Problem to work on -> Transcribe all the records with complete accuracy.

Dataset records:
....
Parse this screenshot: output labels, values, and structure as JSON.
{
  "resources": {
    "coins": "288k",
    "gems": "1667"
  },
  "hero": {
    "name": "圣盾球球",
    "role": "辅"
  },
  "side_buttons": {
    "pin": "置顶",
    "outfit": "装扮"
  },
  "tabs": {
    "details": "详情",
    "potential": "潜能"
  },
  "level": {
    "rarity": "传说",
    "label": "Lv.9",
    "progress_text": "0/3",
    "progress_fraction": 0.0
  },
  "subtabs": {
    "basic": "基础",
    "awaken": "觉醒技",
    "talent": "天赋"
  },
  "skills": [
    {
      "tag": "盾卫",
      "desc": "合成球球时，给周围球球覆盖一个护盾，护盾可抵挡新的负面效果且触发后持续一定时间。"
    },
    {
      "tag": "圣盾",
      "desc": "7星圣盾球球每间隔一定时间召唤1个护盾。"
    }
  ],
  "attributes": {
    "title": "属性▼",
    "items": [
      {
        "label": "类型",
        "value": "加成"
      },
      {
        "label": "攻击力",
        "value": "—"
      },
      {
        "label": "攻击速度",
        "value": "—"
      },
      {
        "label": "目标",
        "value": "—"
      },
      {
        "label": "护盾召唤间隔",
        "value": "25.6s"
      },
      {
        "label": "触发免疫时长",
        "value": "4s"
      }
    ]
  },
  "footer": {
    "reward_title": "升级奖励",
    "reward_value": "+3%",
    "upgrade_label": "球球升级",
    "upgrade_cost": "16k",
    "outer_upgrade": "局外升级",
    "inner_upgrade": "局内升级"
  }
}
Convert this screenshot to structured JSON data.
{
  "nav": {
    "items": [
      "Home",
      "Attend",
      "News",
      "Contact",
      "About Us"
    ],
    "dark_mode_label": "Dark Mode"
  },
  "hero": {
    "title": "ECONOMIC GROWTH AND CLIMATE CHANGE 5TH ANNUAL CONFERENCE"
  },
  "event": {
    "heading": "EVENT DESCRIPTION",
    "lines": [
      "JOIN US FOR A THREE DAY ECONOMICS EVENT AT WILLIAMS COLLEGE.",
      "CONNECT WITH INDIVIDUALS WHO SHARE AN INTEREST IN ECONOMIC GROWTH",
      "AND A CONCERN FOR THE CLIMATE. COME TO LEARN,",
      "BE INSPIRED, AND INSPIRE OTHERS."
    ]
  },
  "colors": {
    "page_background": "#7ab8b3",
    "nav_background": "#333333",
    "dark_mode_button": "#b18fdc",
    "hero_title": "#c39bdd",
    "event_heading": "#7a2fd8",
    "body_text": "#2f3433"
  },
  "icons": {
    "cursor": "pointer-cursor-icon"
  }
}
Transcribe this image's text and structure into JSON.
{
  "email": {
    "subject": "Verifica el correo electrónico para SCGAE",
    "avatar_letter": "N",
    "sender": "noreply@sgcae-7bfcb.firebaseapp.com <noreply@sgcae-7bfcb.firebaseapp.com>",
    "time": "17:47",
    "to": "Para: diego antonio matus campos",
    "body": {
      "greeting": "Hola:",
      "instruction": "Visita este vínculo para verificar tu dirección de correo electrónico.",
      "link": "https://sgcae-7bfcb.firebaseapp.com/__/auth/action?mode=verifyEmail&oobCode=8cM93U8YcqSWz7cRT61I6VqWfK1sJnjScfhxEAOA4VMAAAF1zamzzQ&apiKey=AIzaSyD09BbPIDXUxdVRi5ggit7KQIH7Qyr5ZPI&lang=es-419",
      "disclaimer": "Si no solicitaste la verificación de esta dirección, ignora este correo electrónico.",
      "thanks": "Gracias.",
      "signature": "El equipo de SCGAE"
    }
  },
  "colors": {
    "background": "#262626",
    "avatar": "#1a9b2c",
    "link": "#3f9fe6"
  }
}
....
Answer to the problem ->
Parse this screenshot: output labels, values, and structure as JSON.
{
  "resources": {
    "coins": "288k",
    "gems": "1667"
  },
  "hero": {
    "name": "圣盾球球",
    "role": "辅"
  },
  "side_buttons": {
    "pin": "置顶",
    "outfit": "装扮"
  },
  "tabs": {
    "details": "详情",
    "potential": "潜能"
  },
  "level": {
    "rarity": "传说",
    "label": "Lv.9",
    "progress_text": "0/3",
    "progress_fraction": 0.0
  },
  "subtabs": {
    "basic": "基础",
    "awaken": "觉醒技",
    "talent": "天赋"
  },
  "skills": [
    {
      "tag": "盾卫",
      "desc": "合成球球时，给周围球球覆盖一个护盾，护盾可抵挡新的负面效果且触发后持续一定时间。"
    },
    {
      "tag": "圣盾",
      "desc": "7星圣盾球球每间隔一定时间召唤1个护盾。"
    }
  ],
  "attributes": {
    "title": "属性▼",
    "items": [
      {
        "label": "类型",
        "value": "加成"
      },
      {
        "label": "攻击力",
        "value": "—"
      },
      {
        "label": "攻击速度",
        "value": "—"
      },
      {
        "label": "目标",
        "value": "—"
      },
      {
        "label": "护盾召唤间隔",
        "value": "25.6s"
      },
      {
        "label": "触发免疫时长",
        "value": "4s"
      }
    ]
  },
  "footer": {
    "reward_title": "升级奖励",
    "reward_value": "+3%",
    "upgrade_label": "球球升级",
    "upgrade_cost": "16k",
    "outer_upgrade": "局外升级",
    "inner_upgrade": "局内升级"
  }
}
Convert this screenshot to structured JSON data.
{
  "nav": {
    "items": [
      "Home",
      "Attend",
      "News",
      "Contact",
      "About Us"
    ],
    "dark_mode_label": "Dark Mode"
  },
  "hero": {
    "title": "ECONOMIC GROWTH AND CLIMATE CHANGE 5TH ANNUAL CONFERENCE"
  },
  "event": {
    "heading": "EVENT DESCRIPTION",
    "lines": [
      "JOIN US FOR A THREE DAY ECONOMICS EVENT AT WILLIAMS COLLEGE.",
      "CONNECT WITH INDIVIDUALS WHO SHARE AN INTEREST IN ECONOMIC GROWTH",
      "AND A CONCERN FOR THE CLIMATE. COME TO LEARN,",
      "BE INSPIRED, AND INSPIRE OTHERS."
    ]
  },
  "colors": {
    "page_background": "#7ab8b3",
    "nav_background": "#333333",
    "dark_mode_button": "#b18fdc",
    "hero_title": "#c39bdd",
    "event_heading": "#7a2fd8",
    "body_text": "#2f3433"
  },
  "icons": {
    "cursor": "pointer-cursor-icon"
  }
}
Transcribe this image's text and structure into JSON.
{
  "email": {
    "subject": "Verifica el correo electrónico para SCGAE",
    "avatar_letter": "N",
    "sender": "noreply@sgcae-7bfcb.firebaseapp.com <noreply@sgcae-7bfcb.firebaseapp.com>",
    "time": "17:47",
    "to": "Para: diego antonio matus campos",
    "body": {
      "greeting": "Hola:",
      "instruction": "Visita este vínculo para verificar tu dirección de correo electrónico.",
      "link": "https://sgcae-7bfcb.firebaseapp.com/__/auth/action?mode=verifyEmail&oobCode=8cM93U8YcqSWz7cRT61I6VqWfK1sJnjScfhxEAOA4VMAAAF1zamzzQ&apiKey=AIzaSyD09BbPIDXUxdVRi5ggit7KQIH7Qyr5ZPI&lang=es-419",
      "disclaimer": "Si no solicitaste la verificación de esta dirección, ignora este correo electrónico.",
      "thanks": "Gracias.",
      "signature": "El equipo de SCGAE"
    }
  },
  "colors": {
    "background": "#262626",
    "avatar": "#1a9b2c",
    "link": "#3f9fe6"
  }
}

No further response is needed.